--- DATA IN THIS EXERCISE ---

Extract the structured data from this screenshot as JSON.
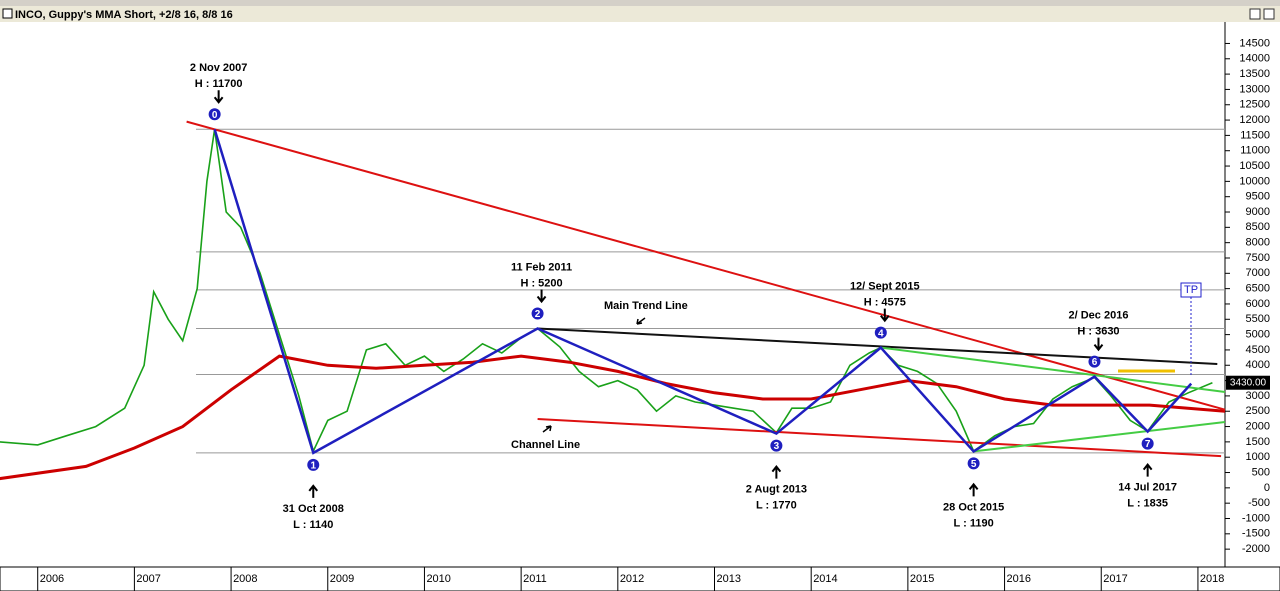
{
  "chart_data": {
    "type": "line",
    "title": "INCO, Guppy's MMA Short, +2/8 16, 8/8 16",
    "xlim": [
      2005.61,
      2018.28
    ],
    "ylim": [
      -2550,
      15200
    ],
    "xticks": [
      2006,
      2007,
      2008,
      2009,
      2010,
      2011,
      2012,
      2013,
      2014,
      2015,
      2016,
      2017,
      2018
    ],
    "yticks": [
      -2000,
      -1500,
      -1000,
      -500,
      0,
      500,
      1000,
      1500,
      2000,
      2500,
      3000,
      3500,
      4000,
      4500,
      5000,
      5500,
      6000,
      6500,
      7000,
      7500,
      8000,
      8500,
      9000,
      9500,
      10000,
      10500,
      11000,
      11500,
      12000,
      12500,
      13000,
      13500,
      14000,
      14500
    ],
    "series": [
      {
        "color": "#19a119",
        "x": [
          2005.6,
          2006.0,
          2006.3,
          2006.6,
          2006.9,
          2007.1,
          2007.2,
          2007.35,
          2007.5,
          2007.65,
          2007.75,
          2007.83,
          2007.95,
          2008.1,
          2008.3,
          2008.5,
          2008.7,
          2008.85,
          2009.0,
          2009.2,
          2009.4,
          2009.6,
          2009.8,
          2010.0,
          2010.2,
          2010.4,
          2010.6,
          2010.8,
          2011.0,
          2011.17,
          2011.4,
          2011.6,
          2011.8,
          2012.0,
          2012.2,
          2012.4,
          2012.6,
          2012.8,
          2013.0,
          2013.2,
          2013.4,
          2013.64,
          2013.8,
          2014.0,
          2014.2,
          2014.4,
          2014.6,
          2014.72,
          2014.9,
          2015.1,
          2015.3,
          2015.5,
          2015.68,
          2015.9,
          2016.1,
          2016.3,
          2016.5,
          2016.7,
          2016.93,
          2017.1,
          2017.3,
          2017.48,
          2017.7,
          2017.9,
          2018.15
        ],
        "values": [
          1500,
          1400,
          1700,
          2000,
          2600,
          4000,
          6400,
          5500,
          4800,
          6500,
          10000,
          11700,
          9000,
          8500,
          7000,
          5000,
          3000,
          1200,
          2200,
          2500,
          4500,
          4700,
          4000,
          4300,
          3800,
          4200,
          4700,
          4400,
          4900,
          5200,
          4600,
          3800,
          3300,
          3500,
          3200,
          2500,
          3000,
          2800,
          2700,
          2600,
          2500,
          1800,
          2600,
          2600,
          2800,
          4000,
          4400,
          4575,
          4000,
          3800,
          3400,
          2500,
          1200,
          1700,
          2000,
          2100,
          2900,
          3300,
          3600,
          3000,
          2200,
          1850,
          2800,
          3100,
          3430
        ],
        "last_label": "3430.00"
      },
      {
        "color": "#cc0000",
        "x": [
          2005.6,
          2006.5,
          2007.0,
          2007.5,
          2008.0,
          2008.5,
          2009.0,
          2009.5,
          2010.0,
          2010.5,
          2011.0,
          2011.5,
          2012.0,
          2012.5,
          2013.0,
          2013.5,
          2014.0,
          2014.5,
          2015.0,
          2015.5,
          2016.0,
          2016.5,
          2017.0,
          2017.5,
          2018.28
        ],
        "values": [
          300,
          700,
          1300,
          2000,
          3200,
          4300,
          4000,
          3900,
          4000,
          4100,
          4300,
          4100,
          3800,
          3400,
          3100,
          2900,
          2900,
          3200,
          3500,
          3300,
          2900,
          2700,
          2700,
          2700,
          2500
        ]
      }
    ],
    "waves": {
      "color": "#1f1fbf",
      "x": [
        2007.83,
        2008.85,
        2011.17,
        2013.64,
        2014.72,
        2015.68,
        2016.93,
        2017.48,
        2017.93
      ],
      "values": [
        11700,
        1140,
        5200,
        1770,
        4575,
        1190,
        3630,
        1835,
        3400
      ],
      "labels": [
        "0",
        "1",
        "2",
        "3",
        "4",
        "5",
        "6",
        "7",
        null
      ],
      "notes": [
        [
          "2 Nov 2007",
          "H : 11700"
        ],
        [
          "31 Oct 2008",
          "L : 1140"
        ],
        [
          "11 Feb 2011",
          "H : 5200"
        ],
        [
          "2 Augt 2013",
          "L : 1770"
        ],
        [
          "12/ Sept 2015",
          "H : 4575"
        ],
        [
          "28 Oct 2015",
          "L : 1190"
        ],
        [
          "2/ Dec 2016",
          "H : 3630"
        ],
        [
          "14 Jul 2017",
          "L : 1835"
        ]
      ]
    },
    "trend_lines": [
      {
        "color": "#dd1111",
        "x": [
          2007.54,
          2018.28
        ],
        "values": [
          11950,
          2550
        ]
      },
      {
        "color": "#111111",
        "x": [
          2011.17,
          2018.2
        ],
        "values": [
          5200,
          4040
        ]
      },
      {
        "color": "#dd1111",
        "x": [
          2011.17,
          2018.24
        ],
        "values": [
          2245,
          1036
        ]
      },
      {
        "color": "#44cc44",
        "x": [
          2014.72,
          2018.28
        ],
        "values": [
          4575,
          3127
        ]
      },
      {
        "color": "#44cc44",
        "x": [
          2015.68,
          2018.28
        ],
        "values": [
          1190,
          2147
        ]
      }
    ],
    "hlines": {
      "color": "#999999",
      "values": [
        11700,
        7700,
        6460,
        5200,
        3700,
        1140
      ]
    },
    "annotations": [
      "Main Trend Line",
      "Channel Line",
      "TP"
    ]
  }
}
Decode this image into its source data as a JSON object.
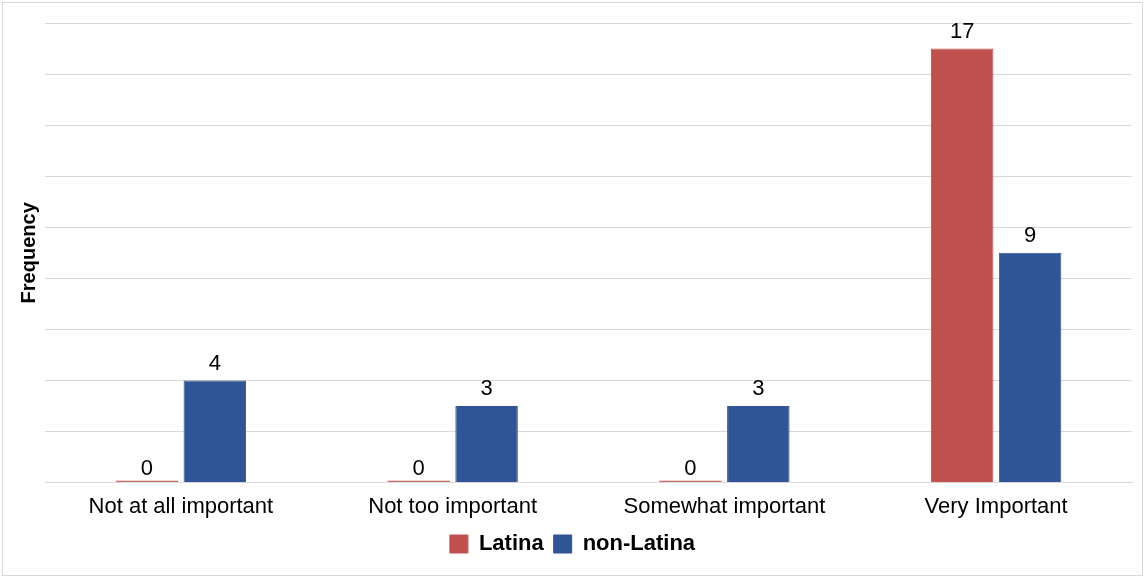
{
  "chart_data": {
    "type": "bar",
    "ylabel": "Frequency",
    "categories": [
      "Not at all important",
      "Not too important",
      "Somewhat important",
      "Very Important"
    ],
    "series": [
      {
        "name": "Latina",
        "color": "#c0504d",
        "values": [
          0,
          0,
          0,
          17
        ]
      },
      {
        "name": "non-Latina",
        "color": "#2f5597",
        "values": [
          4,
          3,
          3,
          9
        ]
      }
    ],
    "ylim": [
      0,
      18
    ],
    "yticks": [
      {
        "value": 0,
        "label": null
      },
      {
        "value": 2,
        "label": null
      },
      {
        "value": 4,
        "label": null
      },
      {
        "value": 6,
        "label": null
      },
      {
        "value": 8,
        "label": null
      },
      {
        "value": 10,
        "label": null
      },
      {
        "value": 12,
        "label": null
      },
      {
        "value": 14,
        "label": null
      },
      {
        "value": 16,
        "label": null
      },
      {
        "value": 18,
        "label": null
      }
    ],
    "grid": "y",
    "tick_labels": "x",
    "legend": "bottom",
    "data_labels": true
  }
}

--- DIRECTIONS FOR THIS TASK ---
Print the whole listing above once more, word for word, without its pictures.

--- ANSWER TO THE EXERCISE ---
Extract the structured data from this screenshot as JSON.
{
  "chart_data": {
    "type": "line",
    "title": "INCO, Guppy's MMA Short, +2/8 16, 8/8 16",
    "xlim": [
      2005.61,
      2018.28
    ],
    "ylim": [
      -2550,
      15200
    ],
    "xticks": [
      2006,
      2007,
      2008,
      2009,
      2010,
      2011,
      2012,
      2013,
      2014,
      2015,
      2016,
      2017,
      2018
    ],
    "yticks": [
      -2000,
      -1500,
      -1000,
      -500,
      0,
      500,
      1000,
      1500,
      2000,
      2500,
      3000,
      3500,
      4000,
      4500,
      5000,
      5500,
      6000,
      6500,
      7000,
      7500,
      8000,
      8500,
      9000,
      9500,
      10000,
      10500,
      11000,
      11500,
      12000,
      12500,
      13000,
      13500,
      14000,
      14500
    ],
    "series": [
      {
        "color": "#19a119",
        "x": [
          2005.6,
          2006.0,
          2006.3,
          2006.6,
          2006.9,
          2007.1,
          2007.2,
          2007.35,
          2007.5,
          2007.65,
          2007.75,
          2007.83,
          2007.95,
          2008.1,
          2008.3,
          2008.5,
          2008.7,
          2008.85,
          2009.0,
          2009.2,
          2009.4,
          2009.6,
          2009.8,
          2010.0,
          2010.2,
          2010.4,
          2010.6,
          2010.8,
          2011.0,
          2011.17,
          2011.4,
          2011.6,
          2011.8,
          2012.0,
          2012.2,
          2012.4,
          2012.6,
          2012.8,
          2013.0,
          2013.2,
          2013.4,
          2013.64,
          2013.8,
          2014.0,
          2014.2,
          2014.4,
          2014.6,
          2014.72,
          2014.9,
          2015.1,
          2015.3,
          2015.5,
          2015.68,
          2015.9,
          2016.1,
          2016.3,
          2016.5,
          2016.7,
          2016.93,
          2017.1,
          2017.3,
          2017.48,
          2017.7,
          2017.9,
          2018.15
        ],
        "values": [
          1500,
          1400,
          1700,
          2000,
          2600,
          4000,
          6400,
          5500,
          4800,
          6500,
          10000,
          11700,
          9000,
          8500,
          7000,
          5000,
          3000,
          1200,
          2200,
          2500,
          4500,
          4700,
          4000,
          4300,
          3800,
          4200,
          4700,
          4400,
          4900,
          5200,
          4600,
          3800,
          3300,
          3500,
          3200,
          2500,
          3000,
          2800,
          2700,
          2600,
          2500,
          1800,
          2600,
          2600,
          2800,
          4000,
          4400,
          4575,
          4000,
          3800,
          3400,
          2500,
          1200,
          1700,
          2000,
          2100,
          2900,
          3300,
          3600,
          3000,
          2200,
          1850,
          2800,
          3100,
          3430
        ],
        "last_label": "3430.00"
      },
      {
        "color": "#cc0000",
        "x": [
          2005.6,
          2006.5,
          2007.0,
          2007.5,
          2008.0,
          2008.5,
          2009.0,
          2009.5,
          2010.0,
          2010.5,
          2011.0,
          2011.5,
          2012.0,
          2012.5,
          2013.0,
          2013.5,
          2014.0,
          2014.5,
          2015.0,
          2015.5,
          2016.0,
          2016.5,
          2017.0,
          2017.5,
          2018.28
        ],
        "values": [
          300,
          700,
          1300,
          2000,
          3200,
          4300,
          4000,
          3900,
          4000,
          4100,
          4300,
          4100,
          3800,
          3400,
          3100,
          2900,
          2900,
          3200,
          3500,
          3300,
          2900,
          2700,
          2700,
          2700,
          2500
        ]
      }
    ],
    "waves": {
      "color": "#1f1fbf",
      "x": [
        2007.83,
        2008.85,
        2011.17,
        2013.64,
        2014.72,
        2015.68,
        2016.93,
        2017.48,
        2017.93
      ],
      "values": [
        11700,
        1140,
        5200,
        1770,
        4575,
        1190,
        3630,
        1835,
        3400
      ],
      "labels": [
        "0",
        "1",
        "2",
        "3",
        "4",
        "5",
        "6",
        "7",
        null
      ],
      "notes": [
        [
          "2 Nov 2007",
          "H : 11700"
        ],
        [
          "31 Oct 2008",
          "L : 1140"
        ],
        [
          "11 Feb 2011",
          "H : 5200"
        ],
        [
          "2 Augt 2013",
          "L : 1770"
        ],
        [
          "12/ Sept 2015",
          "H : 4575"
        ],
        [
          "28 Oct 2015",
          "L : 1190"
        ],
        [
          "2/ Dec 2016",
          "H : 3630"
        ],
        [
          "14 Jul 2017",
          "L : 1835"
        ]
      ]
    },
    "trend_lines": [
      {
        "color": "#dd1111",
        "x": [
          2007.54,
          2018.28
        ],
        "values": [
          11950,
          2550
        ]
      },
      {
        "color": "#111111",
        "x": [
          2011.17,
          2018.2
        ],
        "values": [
          5200,
          4040
        ]
      },
      {
        "color": "#dd1111",
        "x": [
          2011.17,
          2018.24
        ],
        "values": [
          2245,
          1036
        ]
      },
      {
        "color": "#44cc44",
        "x": [
          2014.72,
          2018.28
        ],
        "values": [
          4575,
          3127
        ]
      },
      {
        "color": "#44cc44",
        "x": [
          2015.68,
          2018.28
        ],
        "values": [
          1190,
          2147
        ]
      }
    ],
    "hlines": {
      "color": "#999999",
      "values": [
        11700,
        7700,
        6460,
        5200,
        3700,
        1140
      ]
    },
    "annotations": [
      "Main Trend Line",
      "Channel Line",
      "TP"
    ]
  }
}
Decode this image into its source data as a JSON object.
{
  "chart_data": {
    "type": "bar",
    "ylabel": "Frequency",
    "categories": [
      "Not at all important",
      "Not too important",
      "Somewhat important",
      "Very Important"
    ],
    "series": [
      {
        "name": "Latina",
        "color": "#c0504d",
        "values": [
          0,
          0,
          0,
          17
        ]
      },
      {
        "name": "non-Latina",
        "color": "#2f5597",
        "values": [
          4,
          3,
          3,
          9
        ]
      }
    ],
    "ylim": [
      0,
      18
    ],
    "yticks": [
      {
        "value": 0,
        "label": null
      },
      {
        "value": 2,
        "label": null
      },
      {
        "value": 4,
        "label": null
      },
      {
        "value": 6,
        "label": null
      },
      {
        "value": 8,
        "label": null
      },
      {
        "value": 10,
        "label": null
      },
      {
        "value": 12,
        "label": null
      },
      {
        "value": 14,
        "label": null
      },
      {
        "value": 16,
        "label": null
      },
      {
        "value": 18,
        "label": null
      }
    ],
    "grid": "y",
    "tick_labels": "x",
    "legend": "bottom",
    "data_labels": true
  }
}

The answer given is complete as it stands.